• _Instructions for the task_:
Exclude the pictures, then copy all remaining records exactly.

• _Records for this task_:
-- begin --
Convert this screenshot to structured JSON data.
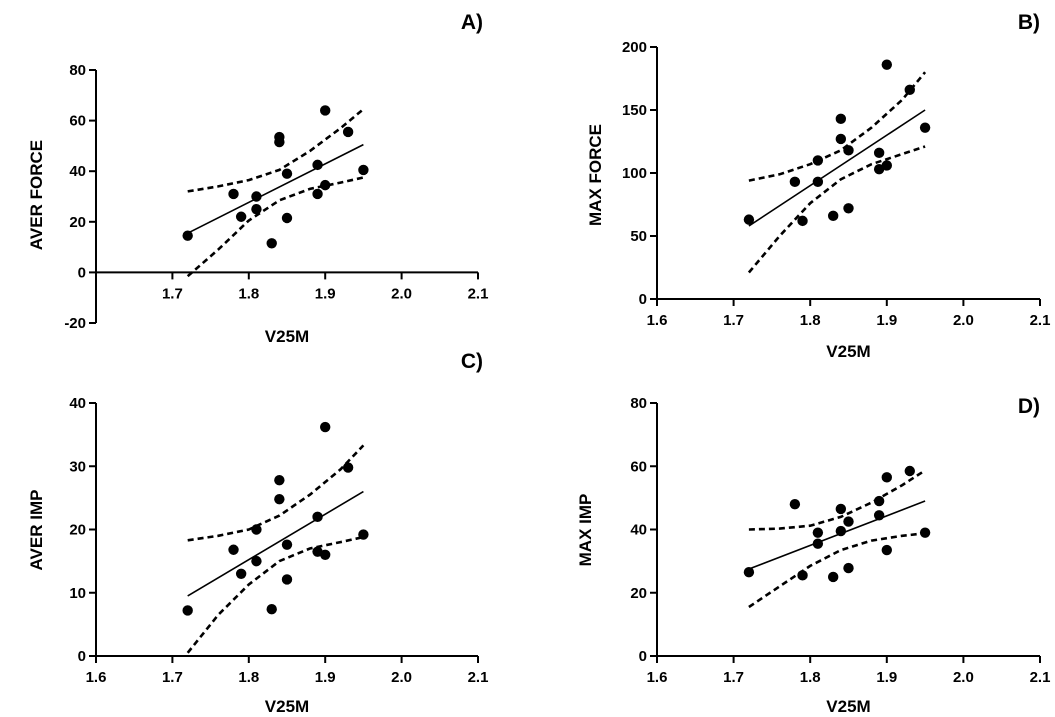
{
  "chart_data": [
    {
      "type": "scatter",
      "panel_label": "A)",
      "xlabel": "V25M",
      "ylabel": "AVER FORCE",
      "xlim": [
        1.6,
        2.1
      ],
      "ylim": [
        -20,
        80
      ],
      "x_ticks": [
        "1.7",
        "1.8",
        "1.9",
        "2.0",
        "2.1"
      ],
      "y_ticks": [
        "-20",
        "0",
        "20",
        "40",
        "60",
        "80"
      ],
      "x_axis_at_y": 0,
      "grid": false,
      "points": [
        [
          1.72,
          14.5
        ],
        [
          1.78,
          31
        ],
        [
          1.79,
          22
        ],
        [
          1.81,
          25
        ],
        [
          1.81,
          30
        ],
        [
          1.83,
          11.5
        ],
        [
          1.84,
          51.5
        ],
        [
          1.84,
          53.5
        ],
        [
          1.85,
          39
        ],
        [
          1.85,
          21.5
        ],
        [
          1.89,
          31
        ],
        [
          1.89,
          42.5
        ],
        [
          1.9,
          64
        ],
        [
          1.9,
          34.5
        ],
        [
          1.93,
          55.5
        ],
        [
          1.95,
          40.5
        ]
      ],
      "fit_line": [
        [
          1.72,
          15.5
        ],
        [
          1.95,
          50.5
        ]
      ],
      "ci_upper": [
        [
          1.72,
          32
        ],
        [
          1.76,
          34
        ],
        [
          1.8,
          36.5
        ],
        [
          1.84,
          40.5
        ],
        [
          1.88,
          48
        ],
        [
          1.92,
          57
        ],
        [
          1.95,
          64.5
        ]
      ],
      "ci_lower": [
        [
          1.72,
          -1.5
        ],
        [
          1.76,
          9
        ],
        [
          1.8,
          20.5
        ],
        [
          1.84,
          28.5
        ],
        [
          1.88,
          33
        ],
        [
          1.92,
          35.5
        ],
        [
          1.95,
          37.5
        ]
      ]
    },
    {
      "type": "scatter",
      "panel_label": "B)",
      "xlabel": "V25M",
      "ylabel": "MAX FORCE",
      "xlim": [
        1.6,
        2.1
      ],
      "ylim": [
        0,
        200
      ],
      "x_ticks": [
        "1.6",
        "1.7",
        "1.8",
        "1.9",
        "2.0",
        "2.1"
      ],
      "y_ticks": [
        "0",
        "50",
        "100",
        "150",
        "200"
      ],
      "x_axis_at_y": 0,
      "grid": false,
      "points": [
        [
          1.72,
          63
        ],
        [
          1.78,
          93
        ],
        [
          1.79,
          62
        ],
        [
          1.81,
          110
        ],
        [
          1.81,
          93
        ],
        [
          1.83,
          66
        ],
        [
          1.84,
          143
        ],
        [
          1.84,
          127
        ],
        [
          1.85,
          118
        ],
        [
          1.85,
          72
        ],
        [
          1.89,
          116
        ],
        [
          1.89,
          103
        ],
        [
          1.9,
          186
        ],
        [
          1.9,
          106
        ],
        [
          1.93,
          166
        ],
        [
          1.95,
          136
        ]
      ],
      "fit_line": [
        [
          1.72,
          58
        ],
        [
          1.95,
          150
        ]
      ],
      "ci_upper": [
        [
          1.72,
          94
        ],
        [
          1.76,
          99
        ],
        [
          1.8,
          107
        ],
        [
          1.84,
          118
        ],
        [
          1.88,
          136
        ],
        [
          1.92,
          158
        ],
        [
          1.95,
          180
        ]
      ],
      "ci_lower": [
        [
          1.72,
          21
        ],
        [
          1.76,
          50
        ],
        [
          1.8,
          76
        ],
        [
          1.84,
          95
        ],
        [
          1.88,
          107
        ],
        [
          1.92,
          115
        ],
        [
          1.95,
          121
        ]
      ]
    },
    {
      "type": "scatter",
      "panel_label": "C)",
      "xlabel": "V25M",
      "ylabel": "AVER IMP",
      "xlim": [
        1.6,
        2.1
      ],
      "ylim": [
        0,
        40
      ],
      "x_ticks": [
        "1.6",
        "1.7",
        "1.8",
        "1.9",
        "2.0",
        "2.1"
      ],
      "y_ticks": [
        "0",
        "10",
        "20",
        "30",
        "40"
      ],
      "x_axis_at_y": 0,
      "grid": false,
      "points": [
        [
          1.72,
          7.2
        ],
        [
          1.78,
          16.8
        ],
        [
          1.79,
          13
        ],
        [
          1.81,
          20
        ],
        [
          1.81,
          15
        ],
        [
          1.83,
          7.4
        ],
        [
          1.84,
          27.8
        ],
        [
          1.84,
          24.8
        ],
        [
          1.85,
          17.6
        ],
        [
          1.85,
          12.1
        ],
        [
          1.89,
          22
        ],
        [
          1.89,
          16.5
        ],
        [
          1.9,
          36.2
        ],
        [
          1.9,
          16
        ],
        [
          1.93,
          29.8
        ],
        [
          1.95,
          19.2
        ]
      ],
      "fit_line": [
        [
          1.72,
          9.5
        ],
        [
          1.95,
          26
        ]
      ],
      "ci_upper": [
        [
          1.72,
          18.3
        ],
        [
          1.76,
          19
        ],
        [
          1.8,
          20
        ],
        [
          1.84,
          22.2
        ],
        [
          1.88,
          25.5
        ],
        [
          1.92,
          29.5
        ],
        [
          1.95,
          33.3
        ]
      ],
      "ci_lower": [
        [
          1.72,
          0.5
        ],
        [
          1.76,
          6.5
        ],
        [
          1.8,
          11.3
        ],
        [
          1.84,
          15
        ],
        [
          1.88,
          17
        ],
        [
          1.92,
          18
        ],
        [
          1.95,
          18.8
        ]
      ]
    },
    {
      "type": "scatter",
      "panel_label": "D)",
      "xlabel": "V25M",
      "ylabel": "MAX IMP",
      "xlim": [
        1.6,
        2.1
      ],
      "ylim": [
        0,
        80
      ],
      "x_ticks": [
        "1.6",
        "1.7",
        "1.8",
        "1.9",
        "2.0",
        "2.1"
      ],
      "y_ticks": [
        "0",
        "20",
        "40",
        "60",
        "80"
      ],
      "x_axis_at_y": 0,
      "grid": false,
      "points": [
        [
          1.72,
          26.5
        ],
        [
          1.78,
          48
        ],
        [
          1.79,
          25.5
        ],
        [
          1.81,
          39
        ],
        [
          1.81,
          35.5
        ],
        [
          1.83,
          25
        ],
        [
          1.84,
          46.5
        ],
        [
          1.84,
          39.5
        ],
        [
          1.85,
          42.5
        ],
        [
          1.85,
          27.8
        ],
        [
          1.89,
          49
        ],
        [
          1.89,
          44.5
        ],
        [
          1.9,
          56.5
        ],
        [
          1.9,
          33.5
        ],
        [
          1.93,
          58.5
        ],
        [
          1.95,
          39
        ]
      ],
      "fit_line": [
        [
          1.72,
          27.5
        ],
        [
          1.95,
          49
        ]
      ],
      "ci_upper": [
        [
          1.72,
          40
        ],
        [
          1.76,
          40.3
        ],
        [
          1.8,
          41.2
        ],
        [
          1.84,
          44
        ],
        [
          1.88,
          48.5
        ],
        [
          1.92,
          54
        ],
        [
          1.95,
          58.7
        ]
      ],
      "ci_lower": [
        [
          1.72,
          15.5
        ],
        [
          1.76,
          22
        ],
        [
          1.8,
          28.5
        ],
        [
          1.84,
          33.5
        ],
        [
          1.88,
          36.5
        ],
        [
          1.92,
          38
        ],
        [
          1.95,
          38.8
        ]
      ]
    }
  ]
}
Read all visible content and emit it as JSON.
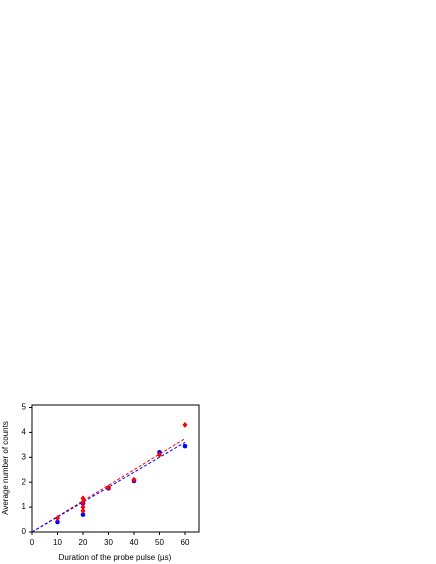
-- end --
• _Response to this task_:
Convert this screenshot to structured JSON data.
{
  "chart_data": [
    {
      "type": "scatter",
      "panel_label": "A)",
      "xlabel": "V25M",
      "ylabel": "AVER FORCE",
      "xlim": [
        1.6,
        2.1
      ],
      "ylim": [
        -20,
        80
      ],
      "x_ticks": [
        "1.7",
        "1.8",
        "1.9",
        "2.0",
        "2.1"
      ],
      "y_ticks": [
        "-20",
        "0",
        "20",
        "40",
        "60",
        "80"
      ],
      "x_axis_at_y": 0,
      "grid": false,
      "points": [
        [
          1.72,
          14.5
        ],
        [
          1.78,
          31
        ],
        [
          1.79,
          22
        ],
        [
          1.81,
          25
        ],
        [
          1.81,
          30
        ],
        [
          1.83,
          11.5
        ],
        [
          1.84,
          51.5
        ],
        [
          1.84,
          53.5
        ],
        [
          1.85,
          39
        ],
        [
          1.85,
          21.5
        ],
        [
          1.89,
          31
        ],
        [
          1.89,
          42.5
        ],
        [
          1.9,
          64
        ],
        [
          1.9,
          34.5
        ],
        [
          1.93,
          55.5
        ],
        [
          1.95,
          40.5
        ]
      ],
      "fit_line": [
        [
          1.72,
          15.5
        ],
        [
          1.95,
          50.5
        ]
      ],
      "ci_upper": [
        [
          1.72,
          32
        ],
        [
          1.76,
          34
        ],
        [
          1.8,
          36.5
        ],
        [
          1.84,
          40.5
        ],
        [
          1.88,
          48
        ],
        [
          1.92,
          57
        ],
        [
          1.95,
          64.5
        ]
      ],
      "ci_lower": [
        [
          1.72,
          -1.5
        ],
        [
          1.76,
          9
        ],
        [
          1.8,
          20.5
        ],
        [
          1.84,
          28.5
        ],
        [
          1.88,
          33
        ],
        [
          1.92,
          35.5
        ],
        [
          1.95,
          37.5
        ]
      ]
    },
    {
      "type": "scatter",
      "panel_label": "B)",
      "xlabel": "V25M",
      "ylabel": "MAX FORCE",
      "xlim": [
        1.6,
        2.1
      ],
      "ylim": [
        0,
        200
      ],
      "x_ticks": [
        "1.6",
        "1.7",
        "1.8",
        "1.9",
        "2.0",
        "2.1"
      ],
      "y_ticks": [
        "0",
        "50",
        "100",
        "150",
        "200"
      ],
      "x_axis_at_y": 0,
      "grid": false,
      "points": [
        [
          1.72,
          63
        ],
        [
          1.78,
          93
        ],
        [
          1.79,
          62
        ],
        [
          1.81,
          110
        ],
        [
          1.81,
          93
        ],
        [
          1.83,
          66
        ],
        [
          1.84,
          143
        ],
        [
          1.84,
          127
        ],
        [
          1.85,
          118
        ],
        [
          1.85,
          72
        ],
        [
          1.89,
          116
        ],
        [
          1.89,
          103
        ],
        [
          1.9,
          186
        ],
        [
          1.9,
          106
        ],
        [
          1.93,
          166
        ],
        [
          1.95,
          136
        ]
      ],
      "fit_line": [
        [
          1.72,
          58
        ],
        [
          1.95,
          150
        ]
      ],
      "ci_upper": [
        [
          1.72,
          94
        ],
        [
          1.76,
          99
        ],
        [
          1.8,
          107
        ],
        [
          1.84,
          118
        ],
        [
          1.88,
          136
        ],
        [
          1.92,
          158
        ],
        [
          1.95,
          180
        ]
      ],
      "ci_lower": [
        [
          1.72,
          21
        ],
        [
          1.76,
          50
        ],
        [
          1.8,
          76
        ],
        [
          1.84,
          95
        ],
        [
          1.88,
          107
        ],
        [
          1.92,
          115
        ],
        [
          1.95,
          121
        ]
      ]
    },
    {
      "type": "scatter",
      "panel_label": "C)",
      "xlabel": "V25M",
      "ylabel": "AVER IMP",
      "xlim": [
        1.6,
        2.1
      ],
      "ylim": [
        0,
        40
      ],
      "x_ticks": [
        "1.6",
        "1.7",
        "1.8",
        "1.9",
        "2.0",
        "2.1"
      ],
      "y_ticks": [
        "0",
        "10",
        "20",
        "30",
        "40"
      ],
      "x_axis_at_y": 0,
      "grid": false,
      "points": [
        [
          1.72,
          7.2
        ],
        [
          1.78,
          16.8
        ],
        [
          1.79,
          13
        ],
        [
          1.81,
          20
        ],
        [
          1.81,
          15
        ],
        [
          1.83,
          7.4
        ],
        [
          1.84,
          27.8
        ],
        [
          1.84,
          24.8
        ],
        [
          1.85,
          17.6
        ],
        [
          1.85,
          12.1
        ],
        [
          1.89,
          22
        ],
        [
          1.89,
          16.5
        ],
        [
          1.9,
          36.2
        ],
        [
          1.9,
          16
        ],
        [
          1.93,
          29.8
        ],
        [
          1.95,
          19.2
        ]
      ],
      "fit_line": [
        [
          1.72,
          9.5
        ],
        [
          1.95,
          26
        ]
      ],
      "ci_upper": [
        [
          1.72,
          18.3
        ],
        [
          1.76,
          19
        ],
        [
          1.8,
          20
        ],
        [
          1.84,
          22.2
        ],
        [
          1.88,
          25.5
        ],
        [
          1.92,
          29.5
        ],
        [
          1.95,
          33.3
        ]
      ],
      "ci_lower": [
        [
          1.72,
          0.5
        ],
        [
          1.76,
          6.5
        ],
        [
          1.8,
          11.3
        ],
        [
          1.84,
          15
        ],
        [
          1.88,
          17
        ],
        [
          1.92,
          18
        ],
        [
          1.95,
          18.8
        ]
      ]
    },
    {
      "type": "scatter",
      "panel_label": "D)",
      "xlabel": "V25M",
      "ylabel": "MAX IMP",
      "xlim": [
        1.6,
        2.1
      ],
      "ylim": [
        0,
        80
      ],
      "x_ticks": [
        "1.6",
        "1.7",
        "1.8",
        "1.9",
        "2.0",
        "2.1"
      ],
      "y_ticks": [
        "0",
        "20",
        "40",
        "60",
        "80"
      ],
      "x_axis_at_y": 0,
      "grid": false,
      "points": [
        [
          1.72,
          26.5
        ],
        [
          1.78,
          48
        ],
        [
          1.79,
          25.5
        ],
        [
          1.81,
          39
        ],
        [
          1.81,
          35.5
        ],
        [
          1.83,
          25
        ],
        [
          1.84,
          46.5
        ],
        [
          1.84,
          39.5
        ],
        [
          1.85,
          42.5
        ],
        [
          1.85,
          27.8
        ],
        [
          1.89,
          49
        ],
        [
          1.89,
          44.5
        ],
        [
          1.9,
          56.5
        ],
        [
          1.9,
          33.5
        ],
        [
          1.93,
          58.5
        ],
        [
          1.95,
          39
        ]
      ],
      "fit_line": [
        [
          1.72,
          27.5
        ],
        [
          1.95,
          49
        ]
      ],
      "ci_upper": [
        [
          1.72,
          40
        ],
        [
          1.76,
          40.3
        ],
        [
          1.8,
          41.2
        ],
        [
          1.84,
          44
        ],
        [
          1.88,
          48.5
        ],
        [
          1.92,
          54
        ],
        [
          1.95,
          58.7
        ]
      ],
      "ci_lower": [
        [
          1.72,
          15.5
        ],
        [
          1.76,
          22
        ],
        [
          1.8,
          28.5
        ],
        [
          1.84,
          33.5
        ],
        [
          1.88,
          36.5
        ],
        [
          1.92,
          38
        ],
        [
          1.95,
          38.8
        ]
      ]
    }
  ]
}
Read all visible content and emit it as JSON.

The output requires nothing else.